All material below is to be reproduced exactly.

— START Material for this exercise —

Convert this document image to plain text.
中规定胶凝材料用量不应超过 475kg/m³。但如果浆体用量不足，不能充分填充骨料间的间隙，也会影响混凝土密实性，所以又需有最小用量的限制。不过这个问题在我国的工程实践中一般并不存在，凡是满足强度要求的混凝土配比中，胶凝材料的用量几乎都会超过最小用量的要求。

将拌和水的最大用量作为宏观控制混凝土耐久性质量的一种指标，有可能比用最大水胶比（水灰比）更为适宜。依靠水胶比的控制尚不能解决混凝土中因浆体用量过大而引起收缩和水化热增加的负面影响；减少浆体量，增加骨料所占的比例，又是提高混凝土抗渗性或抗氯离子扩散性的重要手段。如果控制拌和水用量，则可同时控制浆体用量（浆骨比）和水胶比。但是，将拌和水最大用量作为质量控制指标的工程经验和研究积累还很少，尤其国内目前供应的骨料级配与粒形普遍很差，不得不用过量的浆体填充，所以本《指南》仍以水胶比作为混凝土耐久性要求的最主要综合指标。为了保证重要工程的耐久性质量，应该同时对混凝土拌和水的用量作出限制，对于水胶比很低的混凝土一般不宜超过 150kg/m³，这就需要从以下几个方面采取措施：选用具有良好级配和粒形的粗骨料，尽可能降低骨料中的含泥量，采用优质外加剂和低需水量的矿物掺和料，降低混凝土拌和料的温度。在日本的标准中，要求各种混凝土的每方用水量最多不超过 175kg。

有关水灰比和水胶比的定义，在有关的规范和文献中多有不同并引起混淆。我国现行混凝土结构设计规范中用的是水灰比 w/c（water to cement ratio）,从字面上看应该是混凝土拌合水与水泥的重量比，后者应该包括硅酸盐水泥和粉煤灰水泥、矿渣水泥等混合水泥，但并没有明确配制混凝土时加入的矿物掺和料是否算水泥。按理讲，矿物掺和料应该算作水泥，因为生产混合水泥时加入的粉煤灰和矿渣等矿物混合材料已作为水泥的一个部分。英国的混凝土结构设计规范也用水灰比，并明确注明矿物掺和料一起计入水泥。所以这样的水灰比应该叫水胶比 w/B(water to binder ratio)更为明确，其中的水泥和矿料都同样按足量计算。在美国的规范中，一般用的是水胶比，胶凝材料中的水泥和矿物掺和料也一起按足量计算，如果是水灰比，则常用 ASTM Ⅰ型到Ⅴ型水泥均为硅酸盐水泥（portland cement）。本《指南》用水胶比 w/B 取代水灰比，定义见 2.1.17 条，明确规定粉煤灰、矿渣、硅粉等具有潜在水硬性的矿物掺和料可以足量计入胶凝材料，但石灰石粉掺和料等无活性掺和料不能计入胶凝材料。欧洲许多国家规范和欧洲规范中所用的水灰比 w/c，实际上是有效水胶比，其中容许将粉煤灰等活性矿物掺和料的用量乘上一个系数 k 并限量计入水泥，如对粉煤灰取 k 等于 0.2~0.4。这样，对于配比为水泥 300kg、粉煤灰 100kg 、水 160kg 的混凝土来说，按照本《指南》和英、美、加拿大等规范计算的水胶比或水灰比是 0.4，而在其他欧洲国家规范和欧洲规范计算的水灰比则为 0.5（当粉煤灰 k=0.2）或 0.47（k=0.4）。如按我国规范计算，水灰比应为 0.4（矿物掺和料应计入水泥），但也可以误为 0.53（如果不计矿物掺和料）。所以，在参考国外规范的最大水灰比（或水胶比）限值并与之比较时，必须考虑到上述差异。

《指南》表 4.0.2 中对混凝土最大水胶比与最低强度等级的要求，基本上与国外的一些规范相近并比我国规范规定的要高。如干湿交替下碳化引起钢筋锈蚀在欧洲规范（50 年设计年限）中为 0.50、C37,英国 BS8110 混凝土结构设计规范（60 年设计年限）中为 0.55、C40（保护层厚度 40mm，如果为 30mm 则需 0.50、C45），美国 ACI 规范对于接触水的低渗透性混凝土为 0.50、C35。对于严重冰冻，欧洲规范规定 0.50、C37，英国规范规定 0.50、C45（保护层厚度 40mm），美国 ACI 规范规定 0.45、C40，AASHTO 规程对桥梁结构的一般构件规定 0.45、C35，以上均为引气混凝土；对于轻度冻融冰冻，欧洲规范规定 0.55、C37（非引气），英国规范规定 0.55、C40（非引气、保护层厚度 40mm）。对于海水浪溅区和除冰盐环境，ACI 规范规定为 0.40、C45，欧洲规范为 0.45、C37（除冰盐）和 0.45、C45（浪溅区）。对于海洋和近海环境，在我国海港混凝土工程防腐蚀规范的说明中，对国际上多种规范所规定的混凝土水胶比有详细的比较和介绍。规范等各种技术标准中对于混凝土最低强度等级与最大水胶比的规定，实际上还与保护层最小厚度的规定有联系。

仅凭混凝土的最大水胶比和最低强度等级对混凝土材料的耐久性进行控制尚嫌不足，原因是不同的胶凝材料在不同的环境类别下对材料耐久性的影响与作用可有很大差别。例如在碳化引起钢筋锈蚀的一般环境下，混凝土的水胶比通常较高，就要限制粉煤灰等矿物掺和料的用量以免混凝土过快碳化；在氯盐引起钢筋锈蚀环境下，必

— END Material for this exercise —

◆ Output ◆
Convert this document image to plain text.
中规定胶凝材料用量不应超过 475kg/m³。但如果浆体用量不足，不能充分填充骨料间的间隙，也会影响混凝土密实性，所以又需有最小用量的限制。不过这个问题在我国的工程实践中一般并不存在，凡是满足强度要求的混凝土配比中，胶凝材料的用量几乎都会超过最小用量的要求。

将拌和水的最大用量作为宏观控制混凝土耐久性质量的一种指标，有可能比用最大水胶比（水灰比）更为适宜。依靠水胶比的控制尚不能解决混凝土中因浆体用量过大而引起收缩和水化热增加的负面影响；减少浆体量，增加骨料所占的比例，又是提高混凝土抗渗性或抗氯离子扩散性的重要手段。如果控制拌和水用量，则可同时控制浆体用量（浆骨比）和水胶比。但是，将拌和水最大用量作为质量控制指标的工程经验和研究积累还很少，尤其国内目前供应的骨料级配与粒形普遍很差，不得不用过量的浆体填充，所以本《指南》仍以水胶比作为混凝土耐久性要求的最主要综合指标。为了保证重要工程的耐久性质量，应该同时对混凝土拌和水的用量作出限制，对于水胶比很低的混凝土一般不宜超过 150kg/m³，这就需要从以下几个方面采取措施：选用具有良好级配和粒形的粗骨料，尽可能降低骨料中的含泥量，采用优质外加剂和低需水量的矿物掺和料，降低混凝土拌和料的温度。在日本的标准中，要求各种混凝土的每方用水量最多不超过 175kg。

有关水灰比和水胶比的定义，在有关的规范和文献中多有不同并引起混淆。我国现行混凝土结构设计规范中用的是水灰比 w/c（water to cement ratio）,从字面上看应该是混凝土拌合水与水泥的重量比，后者应该包括硅酸盐水泥和粉煤灰水泥、矿渣水泥等混合水泥，但并没有明确配制混凝土时加入的矿物掺和料是否算水泥。按理讲，矿物掺和料应该算作水泥，因为生产混合水泥时加入的粉煤灰和矿渣等矿物混合材料已作为水泥的一个部分。英国的混凝土结构设计规范也用水灰比，并明确注明矿物掺和料一起计入水泥。所以这样的水灰比应该叫水胶比 w/B(water to binder ratio)更为明确，其中的水泥和矿料都同样按足量计算。在美国的规范中，一般用的是水胶比，胶凝材料中的水泥和矿物掺和料也一起按足量计算，如果是水灰比，则常用 ASTM Ⅰ型到Ⅴ型水泥均为硅酸盐水泥（portland cement）。本《指南》用水胶比 w/B 取代水灰比，定义见 2.1.17 条，明确规定粉煤灰、矿渣、硅粉等具有潜在水硬性的矿物掺和料可以足量计入胶凝材料，但石灰石粉掺和料等无活性掺和料不能计入胶凝材料。欧洲许多国家规范和欧洲规范中所用的水灰比 w/c，实际上是有效水胶比，其中容许将粉煤灰等活性矿物掺和料的用量乘上一个系数 k 并限量计入水泥，如对粉煤灰取 k 等于 0.2~0.4。这样，对于配比为水泥 300kg、粉煤灰 100kg 、水 160kg 的混凝土来说，按照本《指南》和英、美、加拿大等规范计算的水胶比或水灰比是 0.4，而在其他欧洲国家规范和欧洲规范计算的水灰比则为 0.5（当粉煤灰 k=0.2）或 0.47（k=0.4）。如按我国规范计算，水灰比应为 0.4（矿物掺和料应计入水泥），但也可以误为 0.53（如果不计矿物掺和料）。所以，在参考国外规范的最大水灰比（或水胶比）限值并与之比较时，必须考虑到上述差异。

《指南》表 4.0.2 中对混凝土最大水胶比与最低强度等级的要求，基本上与国外的一些规范相近并比我国规范规定的要高。如干湿交替下碳化引起钢筋锈蚀在欧洲规范（50 年设计年限）中为 0.50、C37,英国 BS8110 混凝土结构设计规范（60 年设计年限）中为 0.55、C40（保护层厚度 40mm，如果为 30mm 则需 0.50、C45），美国 ACI 规范对于接触水的低渗透性混凝土为 0.50、C35。对于严重冰冻，欧洲规范规定 0.50、C37，英国规范规定 0.50、C45（保护层厚度 40mm），美国 ACI 规范规定 0.45、C40，AASHTO 规程对桥梁结构的一般构件规定 0.45、C35，以上均为引气混凝土；对于轻度冻融冰冻，欧洲规范规定 0.55、C37（非引气），英国规范规定 0.55、C40（非引气、保护层厚度 40mm）。对于海水浪溅区和除冰盐环境，ACI 规范规定为 0.40、C45，欧洲规范为 0.45、C37（除冰盐）和 0.45、C45（浪溅区）。对于海洋和近海环境，在我国海港混凝土工程防腐蚀规范的说明中，对国际上多种规范所规定的混凝土水胶比有详细的比较和介绍。规范等各种技术标准中对于混凝土最低强度等级与最大水胶比的规定，实际上还与保护层最小厚度的规定有联系。

仅凭混凝土的最大水胶比和最低强度等级对混凝土材料的耐久性进行控制尚嫌不足，原因是不同的胶凝材料在不同的环境类别下对材料耐久性的影响与作用可有很大差别。例如在碳化引起钢筋锈蚀的一般环境下，混凝土的水胶比通常较高，就要限制粉煤灰等矿物掺和料的用量以免混凝土过快碳化；在氯盐引起钢筋锈蚀环境下，必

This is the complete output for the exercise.